▶ DO THIS:
Repeat all the records exactly, omitting pictures.

▶ RECORDED INFORMATION:
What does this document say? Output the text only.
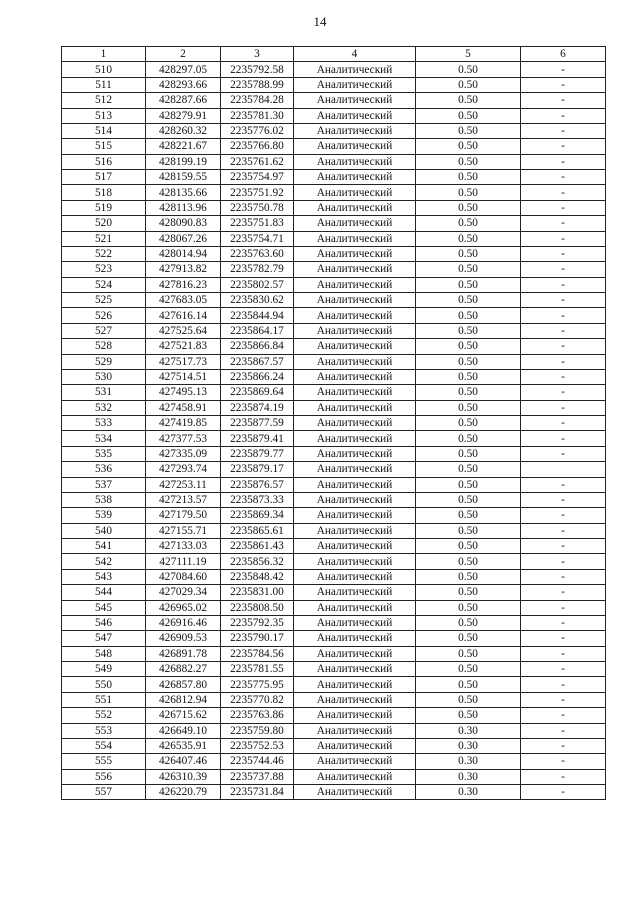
14
1	2	3	4	5	6
510	428297.05	2235792.58	Аналитический	0.50	-
511	428293.66	2235788.99	Аналитический	0.50	-
512	428287.66	2235784.28	Аналитический	0.50	-
513	428279.91	2235781.30	Аналитический	0.50	-
514	428260.32	2235776.02	Аналитический	0.50	-
515	428221.67	2235766.80	Аналитический	0.50	-
516	428199.19	2235761.62	Аналитический	0.50	-
517	428159.55	2235754.97	Аналитический	0.50	-
518	428135.66	2235751.92	Аналитический	0.50	-
519	428113.96	2235750.78	Аналитический	0.50	-
520	428090.83	2235751.83	Аналитический	0.50	-
521	428067.26	2235754.71	Аналитический	0.50	-
522	428014.94	2235763.60	Аналитический	0.50	-
523	427913.82	2235782.79	Аналитический	0.50	-
524	427816.23	2235802.57	Аналитический	0.50	-
525	427683.05	2235830.62	Аналитический	0.50	-
526	427616.14	2235844.94	Аналитический	0.50	-
527	427525.64	2235864.17	Аналитический	0.50	-
528	427521.83	2235866.84	Аналитический	0.50	-
529	427517.73	2235867.57	Аналитический	0.50	-
530	427514.51	2235866.24	Аналитический	0.50	-
531	427495.13	2235869.64	Аналитический	0.50	-
532	427458.91	2235874.19	Аналитический	0.50	-
533	427419.85	2235877.59	Аналитический	0.50	-
534	427377.53	2235879.41	Аналитический	0.50	-
535	427335.09	2235879.77	Аналитический	0.50	-
536	427293.74	2235879.17	Аналитический	0.50	
537	427253.11	2235876.57	Аналитический	0.50	-
538	427213.57	2235873.33	Аналитический	0.50	-
539	427179.50	2235869.34	Аналитический	0.50	-
540	427155.71	2235865.61	Аналитический	0.50	-
541	427133.03	2235861.43	Аналитический	0.50	-
542	427111.19	2235856.32	Аналитический	0.50	-
543	427084.60	2235848.42	Аналитический	0.50	-
544	427029.34	2235831.00	Аналитический	0.50	-
545	426965.02	2235808.50	Аналитический	0.50	-
546	426916.46	2235792.35	Аналитический	0.50	-
547	426909.53	2235790.17	Аналитический	0.50	-
548	426891.78	2235784.56	Аналитический	0.50	-
549	426882.27	2235781.55	Аналитический	0.50	-
550	426857.80	2235775.95	Аналитический	0.50	-
551	426812.94	2235770.82	Аналитический	0.50	-
552	426715.62	2235763.86	Аналитический	0.50	-
553	426649.10	2235759.80	Аналитический	0.30	-
554	426535.91	2235752.53	Аналитический	0.30	-
555	426407.46	2235744.46	Аналитический	0.30	-
556	426310.39	2235737.88	Аналитический	0.30	-
557	426220.79	2235731.84	Аналитический	0.30	-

▶ ANSWER BELOW:
What does this document say? Output the text only.
14
1	2	3	4	5	6
510	428297.05	2235792.58	Аналитический	0.50	-
511	428293.66	2235788.99	Аналитический	0.50	-
512	428287.66	2235784.28	Аналитический	0.50	-
513	428279.91	2235781.30	Аналитический	0.50	-
514	428260.32	2235776.02	Аналитический	0.50	-
515	428221.67	2235766.80	Аналитический	0.50	-
516	428199.19	2235761.62	Аналитический	0.50	-
517	428159.55	2235754.97	Аналитический	0.50	-
518	428135.66	2235751.92	Аналитический	0.50	-
519	428113.96	2235750.78	Аналитический	0.50	-
520	428090.83	2235751.83	Аналитический	0.50	-
521	428067.26	2235754.71	Аналитический	0.50	-
522	428014.94	2235763.60	Аналитический	0.50	-
523	427913.82	2235782.79	Аналитический	0.50	-
524	427816.23	2235802.57	Аналитический	0.50	-
525	427683.05	2235830.62	Аналитический	0.50	-
526	427616.14	2235844.94	Аналитический	0.50	-
527	427525.64	2235864.17	Аналитический	0.50	-
528	427521.83	2235866.84	Аналитический	0.50	-
529	427517.73	2235867.57	Аналитический	0.50	-
530	427514.51	2235866.24	Аналитический	0.50	-
531	427495.13	2235869.64	Аналитический	0.50	-
532	427458.91	2235874.19	Аналитический	0.50	-
533	427419.85	2235877.59	Аналитический	0.50	-
534	427377.53	2235879.41	Аналитический	0.50	-
535	427335.09	2235879.77	Аналитический	0.50	-
536	427293.74	2235879.17	Аналитический	0.50	
537	427253.11	2235876.57	Аналитический	0.50	-
538	427213.57	2235873.33	Аналитический	0.50	-
539	427179.50	2235869.34	Аналитический	0.50	-
540	427155.71	2235865.61	Аналитический	0.50	-
541	427133.03	2235861.43	Аналитический	0.50	-
542	427111.19	2235856.32	Аналитический	0.50	-
543	427084.60	2235848.42	Аналитический	0.50	-
544	427029.34	2235831.00	Аналитический	0.50	-
545	426965.02	2235808.50	Аналитический	0.50	-
546	426916.46	2235792.35	Аналитический	0.50	-
547	426909.53	2235790.17	Аналитический	0.50	-
548	426891.78	2235784.56	Аналитический	0.50	-
549	426882.27	2235781.55	Аналитический	0.50	-
550	426857.80	2235775.95	Аналитический	0.50	-
551	426812.94	2235770.82	Аналитический	0.50	-
552	426715.62	2235763.86	Аналитический	0.50	-
553	426649.10	2235759.80	Аналитический	0.30	-
554	426535.91	2235752.53	Аналитический	0.30	-
555	426407.46	2235744.46	Аналитический	0.30	-
556	426310.39	2235737.88	Аналитический	0.30	-
557	426220.79	2235731.84	Аналитический	0.30	-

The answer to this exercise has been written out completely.